#### PROBLEMS AND TASKS
#1 Can you retype the PCA simulation write-up starting with "The simulation is done for varying" and going on through "decodability is affected."?
#2 Could you extend the PCA simulation write-up, picking up right after its final sentence?
═════ TEXT SHOWN ═════
As mentioned in the methods (In Part I), the area under the curves (AUCs) as a function of varying conditions is calculated with the simulated data. In addition to this first performance index of the decoder, the second index of the normalized distance between the true signal subspace (U_true) and the estimated signal subspace (U) is also calculated for each condition (Eq. 6). Then, the distance is displayed in base-10 logarithmic in the graph. This index should be smaller or equal for the ones given by the non-circular method than the ones from the circular method. For all plots, the red diamond shape indicate the result of using non-circular PCA (Unc) and the blue circle do so the result of using normal PCA (Uc) for both AUCs and normalized distances. And the simulation is done for four different variations of conditions.


6.1 Variation of Category Separation

First, the simulation is done for the varying separation of hit and miss categories. The result is in the figure. The separation is noted by the difference in hit and miss, and it goes 0.1 to 2 with monotonic increase in arbitrary unit (10 points in total). The variance is the same for both categories (1 for both). As seen in the upper part, AUC goes higher as the separation gets bigger. Intuitively, it makes sense because the model can decode precisely if the two categories are far apart. However, my point is how the Uc (circular) and Unc (noncircular) method perform for circular and noncircular data. For circular data, the AUCs of Uc method is significantly lower than that of Unc method for 1.58, 1.79, and 2 (Wilcoxon rank-sum test, p<0.05). Also, the distance is bigger in the Uc method for 1.58, 1.79, and 2. For the noncircular data, the distance of Uc method is significantly lower for except 0.1 and 0.52 in separation. However, AUC of Uc method is significantly lower for only 1.79 of separation. Since the distance metric for the noncircular PCA is smaller than the distance. metric for circular PCA (for mostly big separation), the Unc methods surely captures the difference in circularity of the data, but the performance of the decoder is the same for both the Uc and Unc PCA methods.

Figure by the author, Variation of Category Separation
Figure by the author, Variation of Category Separation

6.2 Variation of Number of Sensors

The simulation is done for varying number of sensors, and the result is the figure. The numbers of sensor are ranging from 3 to 13 (11 points in total). For the circular data, there is no significant difference on both distances and AUCs between the Uc and Unc methods (Wilcoxon rank-sum test, p<0.05). For the noncircular data, AUCs for the Uc and Unc methods are not significantly different. The distances in the Unc method is significantly shorter than that in the Uc method for except 6, 7, 8 sensors. Similar to the previous varying separation, the distance metric for the noncircular PCA is smaller for some sizes of dimensions, but the decodability is affected.
═════ RAW RECORDS ═════
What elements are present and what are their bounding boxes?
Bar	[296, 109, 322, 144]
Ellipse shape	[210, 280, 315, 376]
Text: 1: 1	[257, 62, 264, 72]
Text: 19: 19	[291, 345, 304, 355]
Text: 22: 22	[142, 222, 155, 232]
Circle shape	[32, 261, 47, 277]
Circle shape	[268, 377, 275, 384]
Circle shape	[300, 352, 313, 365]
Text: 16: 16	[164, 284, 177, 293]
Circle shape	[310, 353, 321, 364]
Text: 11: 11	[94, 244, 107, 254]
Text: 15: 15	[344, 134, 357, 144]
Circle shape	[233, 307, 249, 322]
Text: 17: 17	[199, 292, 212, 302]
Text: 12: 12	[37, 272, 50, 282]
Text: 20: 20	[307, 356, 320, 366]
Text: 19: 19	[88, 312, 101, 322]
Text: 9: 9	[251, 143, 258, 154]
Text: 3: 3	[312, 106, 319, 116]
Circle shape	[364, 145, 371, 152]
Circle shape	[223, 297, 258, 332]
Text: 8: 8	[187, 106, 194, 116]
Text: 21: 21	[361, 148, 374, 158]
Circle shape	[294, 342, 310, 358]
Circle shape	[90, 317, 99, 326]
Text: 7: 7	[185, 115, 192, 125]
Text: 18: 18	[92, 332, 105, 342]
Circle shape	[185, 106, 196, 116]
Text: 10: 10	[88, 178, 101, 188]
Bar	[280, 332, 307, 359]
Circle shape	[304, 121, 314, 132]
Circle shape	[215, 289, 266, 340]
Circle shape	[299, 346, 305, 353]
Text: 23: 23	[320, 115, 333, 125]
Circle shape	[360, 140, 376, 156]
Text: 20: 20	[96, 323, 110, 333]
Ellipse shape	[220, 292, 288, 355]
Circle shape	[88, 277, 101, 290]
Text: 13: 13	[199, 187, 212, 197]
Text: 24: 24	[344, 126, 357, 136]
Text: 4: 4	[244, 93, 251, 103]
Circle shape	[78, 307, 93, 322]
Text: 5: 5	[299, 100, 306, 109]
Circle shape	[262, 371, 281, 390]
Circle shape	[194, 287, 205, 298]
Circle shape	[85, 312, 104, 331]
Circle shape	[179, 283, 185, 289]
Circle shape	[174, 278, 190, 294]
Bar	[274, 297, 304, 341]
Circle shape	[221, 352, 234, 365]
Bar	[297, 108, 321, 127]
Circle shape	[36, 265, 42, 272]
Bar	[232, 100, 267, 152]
═════
#### WRITTEN ANSWERS
#1
The simulation is done for varying number of sensors, and the result is the figure. The numbers of sensor are ranging from 3 to 13 (11 points in total). For the circular data, there is no significant difference on both distances and AUCs between the Uc and Unc methods (Wilcoxon rank-sum test, p<0.05). For the noncircular data, AUCs for the Uc and Unc methods are not significantly different. The distances in the Unc method is significantly shorter than that in the Uc method for except 6, 7, 8 sensors. Similar to the previous varying separation, the distance metric for the noncircular PCA is smaller for some sizes of dimensions, but the decodability is affected.

#2
Figure by the author, Variation of Number of Sensors
Figure by the author, Variation of Number of Sensors

6.3 Variation of Sample Size

The simulation is done for varying sample size, and the result is Figure 5. The numbers of trials are ranging from 200 to 2000 (21 points in total). For the circular data, the distance of Unc method is significantly smaller than that of Uc method for 290 and 380 trials (Wilcoxon rank-sum test, p<0.05). But, AUC is no different for all sample sizes. For the noncircular data, 200–650, 1010–1190, 1370–1820, and 2000 trials have significantly shorter distance in the Unc method. However, AUC on noncircular data is not significantly different as well as the circular data. The decodability is not changed with this condition as well as the category separation and the number of sensors.

Figure by the author, Variation of Sample Size
Figure by the author, Variation of Sample Size

6.4 Variation of Noise Amplitude

The simulation is done for varying noise amplitude, and the result is the figure. The amplitudes of noise are ranging from -4 to 8 dB with monotonic increase (20 points in total). The distance decreases as SNR increases. This matches to the simulation in the previous study. [2] For the circular data, the distance in the Unc method is significantly smaller in -2.11 dB (Wilcoxon rank-sum test, p<0.05). On the other hand, the distance in Unc method for noncircular data is significantly smaller than that in Unc method with -0.21 to 3.58 and 4.84–6.11 dB. However, AUC makes no difference between the Uc and Unc method for both the circular and noncircular data. Again, the decodability is not changed even though the Unc method estimates the subspace better than the Uc method since the distance is shorter.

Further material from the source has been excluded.